The problem =>
Output nothing but the lines from the line with "Extract all readable text from this page." through the end of the listing below, both ends included.

= = = =

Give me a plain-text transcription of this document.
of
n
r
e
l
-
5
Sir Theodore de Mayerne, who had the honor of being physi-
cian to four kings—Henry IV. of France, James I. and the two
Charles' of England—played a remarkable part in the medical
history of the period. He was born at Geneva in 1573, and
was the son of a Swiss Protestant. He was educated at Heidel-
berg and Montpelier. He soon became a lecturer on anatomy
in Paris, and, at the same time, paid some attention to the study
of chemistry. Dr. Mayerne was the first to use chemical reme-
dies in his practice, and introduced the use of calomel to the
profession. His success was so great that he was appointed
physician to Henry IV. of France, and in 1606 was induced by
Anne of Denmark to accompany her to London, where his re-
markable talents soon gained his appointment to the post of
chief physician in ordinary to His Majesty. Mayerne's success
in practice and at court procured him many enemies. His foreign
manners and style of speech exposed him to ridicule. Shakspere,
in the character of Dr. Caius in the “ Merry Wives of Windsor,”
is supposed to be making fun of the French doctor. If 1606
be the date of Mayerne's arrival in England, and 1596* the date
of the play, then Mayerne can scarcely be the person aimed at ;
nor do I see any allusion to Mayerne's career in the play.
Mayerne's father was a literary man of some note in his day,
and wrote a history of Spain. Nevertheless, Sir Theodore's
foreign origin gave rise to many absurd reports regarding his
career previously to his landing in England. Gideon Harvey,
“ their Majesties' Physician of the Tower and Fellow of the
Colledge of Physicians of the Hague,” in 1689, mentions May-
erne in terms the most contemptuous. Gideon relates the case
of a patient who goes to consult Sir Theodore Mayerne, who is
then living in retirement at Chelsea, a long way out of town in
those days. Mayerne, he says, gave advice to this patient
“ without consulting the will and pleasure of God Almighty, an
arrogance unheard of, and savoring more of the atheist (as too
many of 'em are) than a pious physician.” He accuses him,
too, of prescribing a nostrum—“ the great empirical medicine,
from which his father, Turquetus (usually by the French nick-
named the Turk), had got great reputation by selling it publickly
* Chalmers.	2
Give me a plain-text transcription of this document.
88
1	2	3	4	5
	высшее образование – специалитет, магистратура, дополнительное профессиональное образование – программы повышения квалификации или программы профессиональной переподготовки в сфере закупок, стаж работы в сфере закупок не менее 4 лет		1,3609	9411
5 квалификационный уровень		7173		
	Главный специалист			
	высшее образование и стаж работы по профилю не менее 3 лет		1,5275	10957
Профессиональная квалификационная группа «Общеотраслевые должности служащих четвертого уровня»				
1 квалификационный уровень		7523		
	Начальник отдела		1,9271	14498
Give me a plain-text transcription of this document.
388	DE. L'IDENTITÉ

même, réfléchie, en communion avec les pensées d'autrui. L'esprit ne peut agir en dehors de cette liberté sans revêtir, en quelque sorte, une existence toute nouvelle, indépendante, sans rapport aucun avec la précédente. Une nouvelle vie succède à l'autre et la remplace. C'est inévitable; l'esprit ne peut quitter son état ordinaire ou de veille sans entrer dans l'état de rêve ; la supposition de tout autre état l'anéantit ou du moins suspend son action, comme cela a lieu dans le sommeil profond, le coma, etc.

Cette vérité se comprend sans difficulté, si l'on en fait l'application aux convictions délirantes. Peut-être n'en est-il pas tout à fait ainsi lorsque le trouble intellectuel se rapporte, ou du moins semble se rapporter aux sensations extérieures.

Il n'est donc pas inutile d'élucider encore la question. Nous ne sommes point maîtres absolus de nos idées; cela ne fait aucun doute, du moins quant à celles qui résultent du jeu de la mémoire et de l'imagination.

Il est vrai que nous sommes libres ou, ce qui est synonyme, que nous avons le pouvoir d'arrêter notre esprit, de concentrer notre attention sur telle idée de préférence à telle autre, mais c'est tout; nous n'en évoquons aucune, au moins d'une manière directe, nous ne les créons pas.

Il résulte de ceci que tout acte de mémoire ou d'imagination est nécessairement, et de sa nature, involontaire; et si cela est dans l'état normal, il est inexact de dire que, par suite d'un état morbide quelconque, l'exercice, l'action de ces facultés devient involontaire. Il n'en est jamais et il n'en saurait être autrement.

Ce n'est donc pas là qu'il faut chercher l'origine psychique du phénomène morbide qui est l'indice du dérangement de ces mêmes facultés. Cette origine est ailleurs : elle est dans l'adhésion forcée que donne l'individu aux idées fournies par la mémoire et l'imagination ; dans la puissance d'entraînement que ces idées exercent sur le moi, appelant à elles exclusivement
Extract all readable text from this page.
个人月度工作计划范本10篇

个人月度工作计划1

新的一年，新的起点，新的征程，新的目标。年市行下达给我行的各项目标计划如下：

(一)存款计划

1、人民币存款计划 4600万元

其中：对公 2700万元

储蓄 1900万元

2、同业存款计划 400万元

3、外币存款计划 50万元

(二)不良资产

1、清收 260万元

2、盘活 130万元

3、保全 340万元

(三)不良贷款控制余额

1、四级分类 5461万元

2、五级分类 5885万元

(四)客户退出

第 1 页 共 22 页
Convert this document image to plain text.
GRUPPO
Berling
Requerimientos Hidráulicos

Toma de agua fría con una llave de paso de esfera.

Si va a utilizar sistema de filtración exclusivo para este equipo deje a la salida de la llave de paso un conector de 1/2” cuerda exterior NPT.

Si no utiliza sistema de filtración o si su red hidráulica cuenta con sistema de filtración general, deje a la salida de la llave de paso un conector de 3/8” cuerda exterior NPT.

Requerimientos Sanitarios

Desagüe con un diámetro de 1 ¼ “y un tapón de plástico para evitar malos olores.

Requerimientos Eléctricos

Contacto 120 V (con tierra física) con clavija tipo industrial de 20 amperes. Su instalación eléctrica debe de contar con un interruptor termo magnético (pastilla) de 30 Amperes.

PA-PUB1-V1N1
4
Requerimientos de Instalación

= = = =

Solution to this exercise =>
Extract all readable text from this page.
个人月度工作计划范本10篇

个人月度工作计划1

新的一年，新的起点，新的征程，新的目标。年市行下达给我行的各项目标计划如下：

(一)存款计划

1、人民币存款计划 4600万元

其中：对公 2700万元

储蓄 1900万元

2、同业存款计划 400万元

3、外币存款计划 50万元

(二)不良资产

1、清收 260万元

2、盘活 130万元

3、保全 340万元

(三)不良贷款控制余额

1、四级分类 5461万元

2、五级分类 5885万元

(四)客户退出

第 1 页 共 22 页
Convert this document image to plain text.
GRUPPO
Berling
Requerimientos Hidráulicos

Toma de agua fría con una llave de paso de esfera.

Si va a utilizar sistema de filtración exclusivo para este equipo deje a la salida de la llave de paso un conector de 1/2” cuerda exterior NPT.

Si no utiliza sistema de filtración o si su red hidráulica cuenta con sistema de filtración general, deje a la salida de la llave de paso un conector de 3/8” cuerda exterior NPT.

Requerimientos Sanitarios

Desagüe con un diámetro de 1 ¼ “y un tapón de plástico para evitar malos olores.

Requerimientos Eléctricos

Contacto 120 V (con tierra física) con clavija tipo industrial de 20 amperes. Su instalación eléctrica debe de contar con un interruptor termo magnético (pastilla) de 30 Amperes.

PA-PUB1-V1N1
4
Requerimientos de Instalación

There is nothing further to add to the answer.